Dataset records
★ ★ ★ ★

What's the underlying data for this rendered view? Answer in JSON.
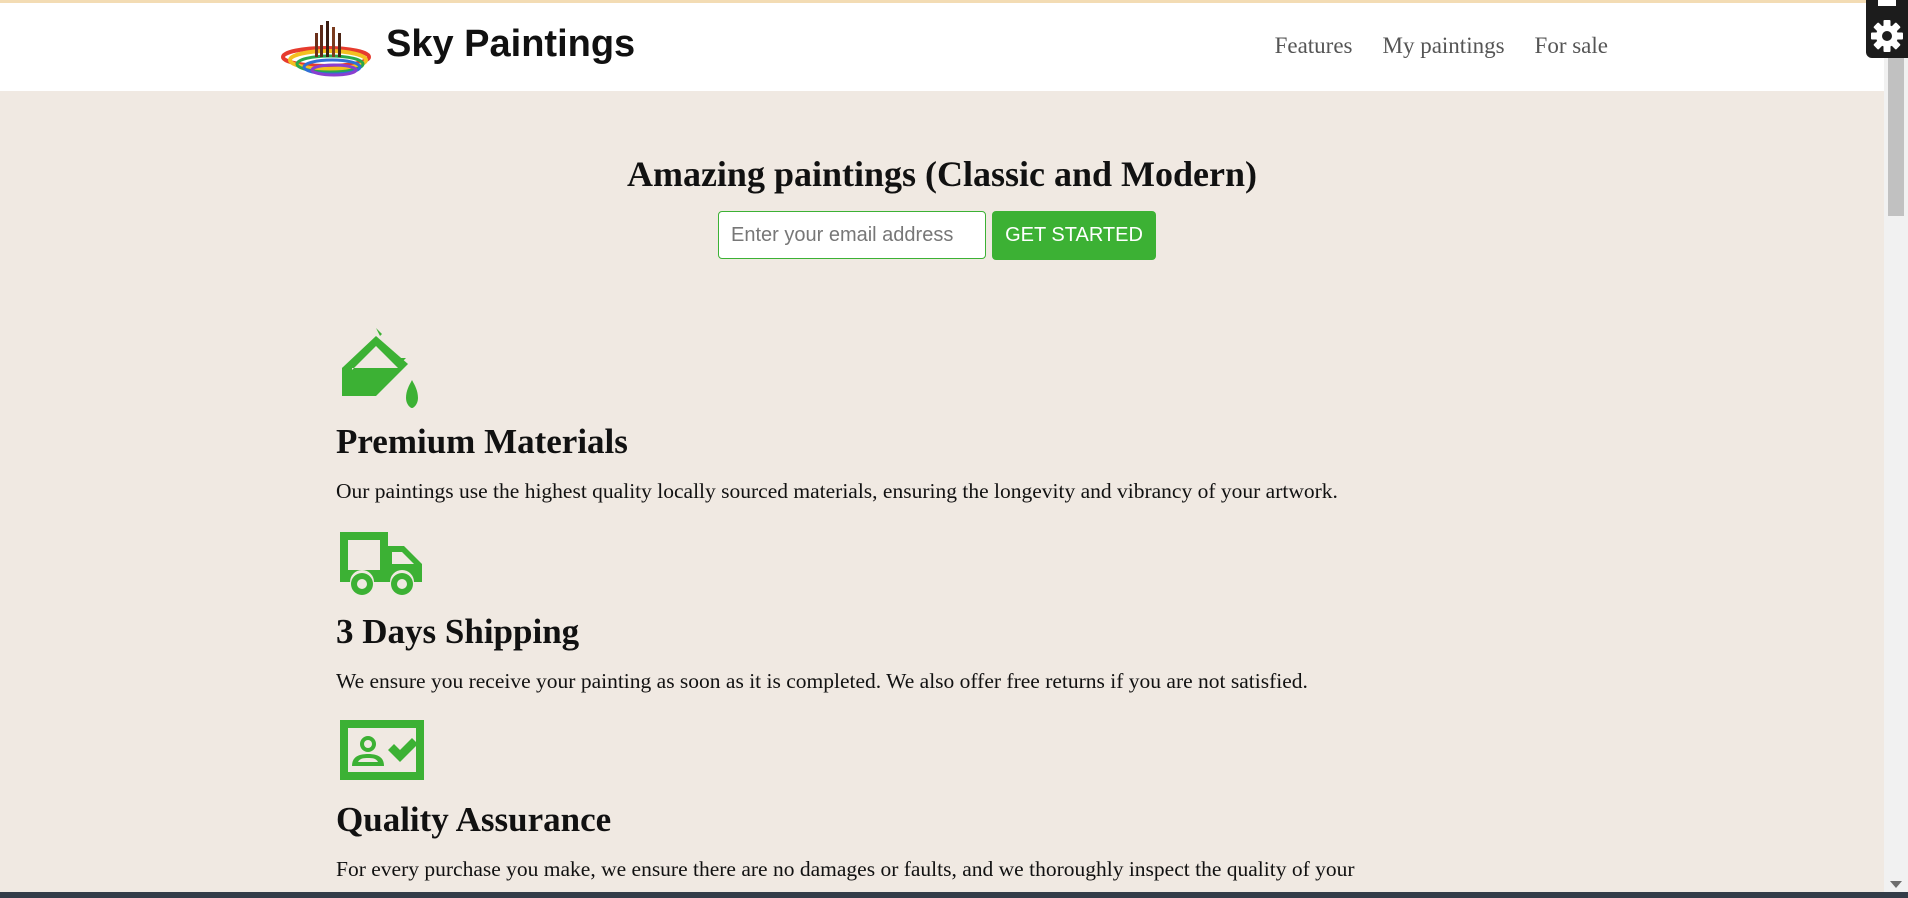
{
  "header": {
    "brand": "Sky Paintings",
    "nav": [
      "Features",
      "My paintings",
      "For sale"
    ]
  },
  "hero": {
    "title": "Amazing paintings (Classic and Modern)",
    "email_placeholder": "Enter your email address",
    "cta_label": "GET STARTED"
  },
  "features": [
    {
      "icon": "paint-bucket-icon",
      "title": "Premium Materials",
      "text": "Our paintings use the highest quality locally sourced materials, ensuring the longevity and vibrancy of your artwork."
    },
    {
      "icon": "truck-icon",
      "title": "3 Days Shipping",
      "text": "We ensure you receive your painting as soon as it is completed. We also offer free returns if you are not satisfied."
    },
    {
      "icon": "verified-id-icon",
      "title": "Quality Assurance",
      "text": "For every purchase you make, we ensure there are no damages or faults, and we thoroughly inspect the quality of your"
    }
  ],
  "colors": {
    "accent": "#3cb134",
    "background": "#f0e9e2",
    "header": "#ffffff"
  }
}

★ ★ ★ ★

## Task statement
Copy every line of the data that holds the string "ensure".

## Written response
      "text": "We ensure you receive your painting as soon as it is completed. We also offer free returns if you are not satisfied."
      "text": "For every purchase you make, we ensure there are no damages or faults, and we thoroughly inspect the quality of your"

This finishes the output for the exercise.